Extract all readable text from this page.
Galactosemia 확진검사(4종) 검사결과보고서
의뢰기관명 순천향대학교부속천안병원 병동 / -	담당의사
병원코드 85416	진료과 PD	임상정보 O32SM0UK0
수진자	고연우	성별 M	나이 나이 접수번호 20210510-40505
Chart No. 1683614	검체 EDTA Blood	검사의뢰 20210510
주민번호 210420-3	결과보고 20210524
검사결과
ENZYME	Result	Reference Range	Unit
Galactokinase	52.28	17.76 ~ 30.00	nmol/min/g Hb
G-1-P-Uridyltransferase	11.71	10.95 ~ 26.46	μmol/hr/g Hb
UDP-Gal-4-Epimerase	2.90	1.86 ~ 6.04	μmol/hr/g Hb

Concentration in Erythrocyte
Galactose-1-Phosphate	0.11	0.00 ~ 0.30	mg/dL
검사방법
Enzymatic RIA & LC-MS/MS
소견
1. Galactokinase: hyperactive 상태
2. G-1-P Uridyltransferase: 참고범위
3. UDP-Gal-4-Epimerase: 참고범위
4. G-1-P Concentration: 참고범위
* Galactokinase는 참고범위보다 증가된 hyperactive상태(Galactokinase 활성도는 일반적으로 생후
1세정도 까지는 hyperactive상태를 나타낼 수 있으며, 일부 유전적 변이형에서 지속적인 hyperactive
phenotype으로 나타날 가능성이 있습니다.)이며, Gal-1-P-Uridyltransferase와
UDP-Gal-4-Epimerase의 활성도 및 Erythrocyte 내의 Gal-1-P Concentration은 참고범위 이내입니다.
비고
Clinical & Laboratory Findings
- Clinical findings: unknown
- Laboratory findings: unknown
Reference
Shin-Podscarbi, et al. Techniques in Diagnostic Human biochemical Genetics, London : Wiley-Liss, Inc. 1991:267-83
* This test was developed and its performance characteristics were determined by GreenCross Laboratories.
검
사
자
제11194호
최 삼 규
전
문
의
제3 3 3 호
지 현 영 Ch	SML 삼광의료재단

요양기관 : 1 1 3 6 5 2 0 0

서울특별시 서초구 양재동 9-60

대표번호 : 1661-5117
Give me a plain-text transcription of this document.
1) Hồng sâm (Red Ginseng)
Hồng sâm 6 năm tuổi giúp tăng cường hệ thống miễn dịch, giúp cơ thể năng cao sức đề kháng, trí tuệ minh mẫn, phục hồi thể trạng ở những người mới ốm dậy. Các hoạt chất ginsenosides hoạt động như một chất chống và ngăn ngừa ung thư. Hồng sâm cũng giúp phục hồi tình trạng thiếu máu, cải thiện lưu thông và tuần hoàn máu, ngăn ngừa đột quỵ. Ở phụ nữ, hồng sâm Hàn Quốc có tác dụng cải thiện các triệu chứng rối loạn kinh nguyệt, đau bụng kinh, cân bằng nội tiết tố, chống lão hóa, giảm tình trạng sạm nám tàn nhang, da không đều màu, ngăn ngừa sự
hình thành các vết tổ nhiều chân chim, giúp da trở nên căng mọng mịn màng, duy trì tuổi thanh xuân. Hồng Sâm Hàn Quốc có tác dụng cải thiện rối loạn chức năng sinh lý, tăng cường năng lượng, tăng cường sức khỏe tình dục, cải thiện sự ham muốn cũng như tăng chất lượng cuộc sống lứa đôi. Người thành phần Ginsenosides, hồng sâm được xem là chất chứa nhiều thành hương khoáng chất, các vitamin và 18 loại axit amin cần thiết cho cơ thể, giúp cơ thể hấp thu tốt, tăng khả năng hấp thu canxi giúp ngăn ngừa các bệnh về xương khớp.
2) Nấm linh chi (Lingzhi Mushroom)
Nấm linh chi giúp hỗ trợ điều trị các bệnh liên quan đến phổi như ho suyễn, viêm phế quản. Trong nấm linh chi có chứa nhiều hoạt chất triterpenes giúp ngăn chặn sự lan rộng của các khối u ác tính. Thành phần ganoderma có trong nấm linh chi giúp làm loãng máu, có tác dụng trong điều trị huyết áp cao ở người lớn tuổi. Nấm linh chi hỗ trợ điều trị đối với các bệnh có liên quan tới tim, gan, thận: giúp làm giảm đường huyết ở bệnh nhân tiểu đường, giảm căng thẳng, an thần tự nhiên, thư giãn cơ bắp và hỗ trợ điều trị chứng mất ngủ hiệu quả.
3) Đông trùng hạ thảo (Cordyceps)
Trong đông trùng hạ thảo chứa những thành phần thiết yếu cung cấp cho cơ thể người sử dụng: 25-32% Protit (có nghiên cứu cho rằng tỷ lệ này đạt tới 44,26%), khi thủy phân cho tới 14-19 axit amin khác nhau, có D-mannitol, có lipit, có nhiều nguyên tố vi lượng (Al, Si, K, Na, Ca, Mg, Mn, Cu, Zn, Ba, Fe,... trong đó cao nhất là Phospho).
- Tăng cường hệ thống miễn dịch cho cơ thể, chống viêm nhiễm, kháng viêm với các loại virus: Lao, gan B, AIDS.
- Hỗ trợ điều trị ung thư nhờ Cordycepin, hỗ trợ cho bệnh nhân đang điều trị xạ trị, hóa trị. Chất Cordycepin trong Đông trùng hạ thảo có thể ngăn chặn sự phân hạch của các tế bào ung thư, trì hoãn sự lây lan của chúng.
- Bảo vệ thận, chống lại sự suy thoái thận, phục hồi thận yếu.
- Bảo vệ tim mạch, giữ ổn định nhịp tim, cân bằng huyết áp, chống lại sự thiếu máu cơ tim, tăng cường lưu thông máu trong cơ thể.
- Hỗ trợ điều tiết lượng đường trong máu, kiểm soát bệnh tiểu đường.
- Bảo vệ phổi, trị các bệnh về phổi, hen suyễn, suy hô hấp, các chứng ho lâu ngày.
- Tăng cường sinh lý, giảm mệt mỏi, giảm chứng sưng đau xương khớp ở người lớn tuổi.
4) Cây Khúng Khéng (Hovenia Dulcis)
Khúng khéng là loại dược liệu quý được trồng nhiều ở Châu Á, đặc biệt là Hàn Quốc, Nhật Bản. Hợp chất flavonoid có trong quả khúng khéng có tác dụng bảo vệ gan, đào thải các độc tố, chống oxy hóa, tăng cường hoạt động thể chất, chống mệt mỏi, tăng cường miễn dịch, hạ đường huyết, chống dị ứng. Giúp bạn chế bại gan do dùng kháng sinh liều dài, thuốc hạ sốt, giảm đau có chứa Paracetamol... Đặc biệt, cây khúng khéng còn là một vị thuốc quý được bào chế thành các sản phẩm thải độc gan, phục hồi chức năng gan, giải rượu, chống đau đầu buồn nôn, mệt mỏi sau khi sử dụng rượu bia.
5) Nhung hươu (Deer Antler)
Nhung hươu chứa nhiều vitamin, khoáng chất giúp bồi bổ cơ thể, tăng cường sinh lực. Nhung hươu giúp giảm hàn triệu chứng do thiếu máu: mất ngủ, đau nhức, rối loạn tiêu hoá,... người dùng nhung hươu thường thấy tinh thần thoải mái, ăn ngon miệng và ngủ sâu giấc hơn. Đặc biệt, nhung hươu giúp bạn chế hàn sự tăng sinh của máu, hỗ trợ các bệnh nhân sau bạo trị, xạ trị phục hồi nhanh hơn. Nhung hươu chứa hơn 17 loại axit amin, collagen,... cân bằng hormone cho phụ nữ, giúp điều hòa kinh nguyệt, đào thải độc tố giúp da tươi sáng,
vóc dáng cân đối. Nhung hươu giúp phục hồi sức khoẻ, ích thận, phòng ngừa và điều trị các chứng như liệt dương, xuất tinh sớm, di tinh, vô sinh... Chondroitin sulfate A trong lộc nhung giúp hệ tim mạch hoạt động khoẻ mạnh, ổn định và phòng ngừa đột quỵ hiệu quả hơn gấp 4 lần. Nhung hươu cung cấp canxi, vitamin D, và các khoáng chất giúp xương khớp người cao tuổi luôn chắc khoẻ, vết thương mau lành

- WORK ITEM
Each line of the data is to be transcribed exactly.

- REPLY
Extract all readable text from this page.
Galactosemia 확진검사(4종) 검사결과보고서
의뢰기관명 순천향대학교부속천안병원 병동 / -	담당의사
병원코드 85416	진료과 PD	임상정보 O32SM0UK0
수진자	고연우	성별 M	나이 나이 접수번호 20210510-40505
Chart No. 1683614	검체 EDTA Blood	검사의뢰 20210510
주민번호 210420-3	결과보고 20210524
검사결과
ENZYME	Result	Reference Range	Unit
Galactokinase	52.28	17.76 ~ 30.00	nmol/min/g Hb
G-1-P-Uridyltransferase	11.71	10.95 ~ 26.46	μmol/hr/g Hb
UDP-Gal-4-Epimerase	2.90	1.86 ~ 6.04	μmol/hr/g Hb

Concentration in Erythrocyte
Galactose-1-Phosphate	0.11	0.00 ~ 0.30	mg/dL
검사방법
Enzymatic RIA & LC-MS/MS
소견
1. Galactokinase: hyperactive 상태
2. G-1-P Uridyltransferase: 참고범위
3. UDP-Gal-4-Epimerase: 참고범위
4. G-1-P Concentration: 참고범위
* Galactokinase는 참고범위보다 증가된 hyperactive상태(Galactokinase 활성도는 일반적으로 생후
1세정도 까지는 hyperactive상태를 나타낼 수 있으며, 일부 유전적 변이형에서 지속적인 hyperactive
phenotype으로 나타날 가능성이 있습니다.)이며, Gal-1-P-Uridyltransferase와
UDP-Gal-4-Epimerase의 활성도 및 Erythrocyte 내의 Gal-1-P Concentration은 참고범위 이내입니다.
비고
Clinical & Laboratory Findings
- Clinical findings: unknown
- Laboratory findings: unknown
Reference
Shin-Podscarbi, et al. Techniques in Diagnostic Human biochemical Genetics, London : Wiley-Liss, Inc. 1991:267-83
* This test was developed and its performance characteristics were determined by GreenCross Laboratories.
검
사
자
제11194호
최 삼 규
전
문
의
제3 3 3 호
지 현 영 Ch	SML 삼광의료재단

요양기관 : 1 1 3 6 5 2 0 0

서울특별시 서초구 양재동 9-60

대표번호 : 1661-5117
Give me a plain-text transcription of this document.
1) Hồng sâm (Red Ginseng)
Hồng sâm 6 năm tuổi giúp tăng cường hệ thống miễn dịch, giúp cơ thể năng cao sức đề kháng, trí tuệ minh mẫn, phục hồi thể trạng ở những người mới ốm dậy. Các hoạt chất ginsenosides hoạt động như một chất chống và ngăn ngừa ung thư. Hồng sâm cũng giúp phục hồi tình trạng thiếu máu, cải thiện lưu thông và tuần hoàn máu, ngăn ngừa đột quỵ. Ở phụ nữ, hồng sâm Hàn Quốc có tác dụng cải thiện các triệu chứng rối loạn kinh nguyệt, đau bụng kinh, cân bằng nội tiết tố, chống lão hóa, giảm tình trạng sạm nám tàn nhang, da không đều màu, ngăn ngừa sự
hình thành các vết tổ nhiều chân chim, giúp da trở nên căng mọng mịn màng, duy trì tuổi thanh xuân. Hồng Sâm Hàn Quốc có tác dụng cải thiện rối loạn chức năng sinh lý, tăng cường năng lượng, tăng cường sức khỏe tình dục, cải thiện sự ham muốn cũng như tăng chất lượng cuộc sống lứa đôi. Người thành phần Ginsenosides, hồng sâm được xem là chất chứa nhiều thành hương khoáng chất, các vitamin và 18 loại axit amin cần thiết cho cơ thể, giúp cơ thể hấp thu tốt, tăng khả năng hấp thu canxi giúp ngăn ngừa các bệnh về xương khớp.
2) Nấm linh chi (Lingzhi Mushroom)
Nấm linh chi giúp hỗ trợ điều trị các bệnh liên quan đến phổi như ho suyễn, viêm phế quản. Trong nấm linh chi có chứa nhiều hoạt chất triterpenes giúp ngăn chặn sự lan rộng của các khối u ác tính. Thành phần ganoderma có trong nấm linh chi giúp làm loãng máu, có tác dụng trong điều trị huyết áp cao ở người lớn tuổi. Nấm linh chi hỗ trợ điều trị đối với các bệnh có liên quan tới tim, gan, thận: giúp làm giảm đường huyết ở bệnh nhân tiểu đường, giảm căng thẳng, an thần tự nhiên, thư giãn cơ bắp và hỗ trợ điều trị chứng mất ngủ hiệu quả.
3) Đông trùng hạ thảo (Cordyceps)
Trong đông trùng hạ thảo chứa những thành phần thiết yếu cung cấp cho cơ thể người sử dụng: 25-32% Protit (có nghiên cứu cho rằng tỷ lệ này đạt tới 44,26%), khi thủy phân cho tới 14-19 axit amin khác nhau, có D-mannitol, có lipit, có nhiều nguyên tố vi lượng (Al, Si, K, Na, Ca, Mg, Mn, Cu, Zn, Ba, Fe,... trong đó cao nhất là Phospho).
- Tăng cường hệ thống miễn dịch cho cơ thể, chống viêm nhiễm, kháng viêm với các loại virus: Lao, gan B, AIDS.
- Hỗ trợ điều trị ung thư nhờ Cordycepin, hỗ trợ cho bệnh nhân đang điều trị xạ trị, hóa trị. Chất Cordycepin trong Đông trùng hạ thảo có thể ngăn chặn sự phân hạch của các tế bào ung thư, trì hoãn sự lây lan của chúng.
- Bảo vệ thận, chống lại sự suy thoái thận, phục hồi thận yếu.
- Bảo vệ tim mạch, giữ ổn định nhịp tim, cân bằng huyết áp, chống lại sự thiếu máu cơ tim, tăng cường lưu thông máu trong cơ thể.
- Hỗ trợ điều tiết lượng đường trong máu, kiểm soát bệnh tiểu đường.
- Bảo vệ phổi, trị các bệnh về phổi, hen suyễn, suy hô hấp, các chứng ho lâu ngày.
- Tăng cường sinh lý, giảm mệt mỏi, giảm chứng sưng đau xương khớp ở người lớn tuổi.
4) Cây Khúng Khéng (Hovenia Dulcis)
Khúng khéng là loại dược liệu quý được trồng nhiều ở Châu Á, đặc biệt là Hàn Quốc, Nhật Bản. Hợp chất flavonoid có trong quả khúng khéng có tác dụng bảo vệ gan, đào thải các độc tố, chống oxy hóa, tăng cường hoạt động thể chất, chống mệt mỏi, tăng cường miễn dịch, hạ đường huyết, chống dị ứng. Giúp bạn chế bại gan do dùng kháng sinh liều dài, thuốc hạ sốt, giảm đau có chứa Paracetamol... Đặc biệt, cây khúng khéng còn là một vị thuốc quý được bào chế thành các sản phẩm thải độc gan, phục hồi chức năng gan, giải rượu, chống đau đầu buồn nôn, mệt mỏi sau khi sử dụng rượu bia.
5) Nhung hươu (Deer Antler)
Nhung hươu chứa nhiều vitamin, khoáng chất giúp bồi bổ cơ thể, tăng cường sinh lực. Nhung hươu giúp giảm hàn triệu chứng do thiếu máu: mất ngủ, đau nhức, rối loạn tiêu hoá,... người dùng nhung hươu thường thấy tinh thần thoải mái, ăn ngon miệng và ngủ sâu giấc hơn. Đặc biệt, nhung hươu giúp bạn chế hàn sự tăng sinh của máu, hỗ trợ các bệnh nhân sau bạo trị, xạ trị phục hồi nhanh hơn. Nhung hươu chứa hơn 17 loại axit amin, collagen,... cân bằng hormone cho phụ nữ, giúp điều hòa kinh nguyệt, đào thải độc tố giúp da tươi sáng,
vóc dáng cân đối. Nhung hươu giúp phục hồi sức khoẻ, ích thận, phòng ngừa và điều trị các chứng như liệt dương, xuất tinh sớm, di tinh, vô sinh... Chondroitin sulfate A trong lộc nhung giúp hệ tim mạch hoạt động khoẻ mạnh, ổn định và phòng ngừa đột quỵ hiệu quả hơn gấp 4 lần. Nhung hươu cung cấp canxi, vitamin D, và các khoáng chất giúp xương khớp người cao tuổi luôn chắc khoẻ, vết thương mau lành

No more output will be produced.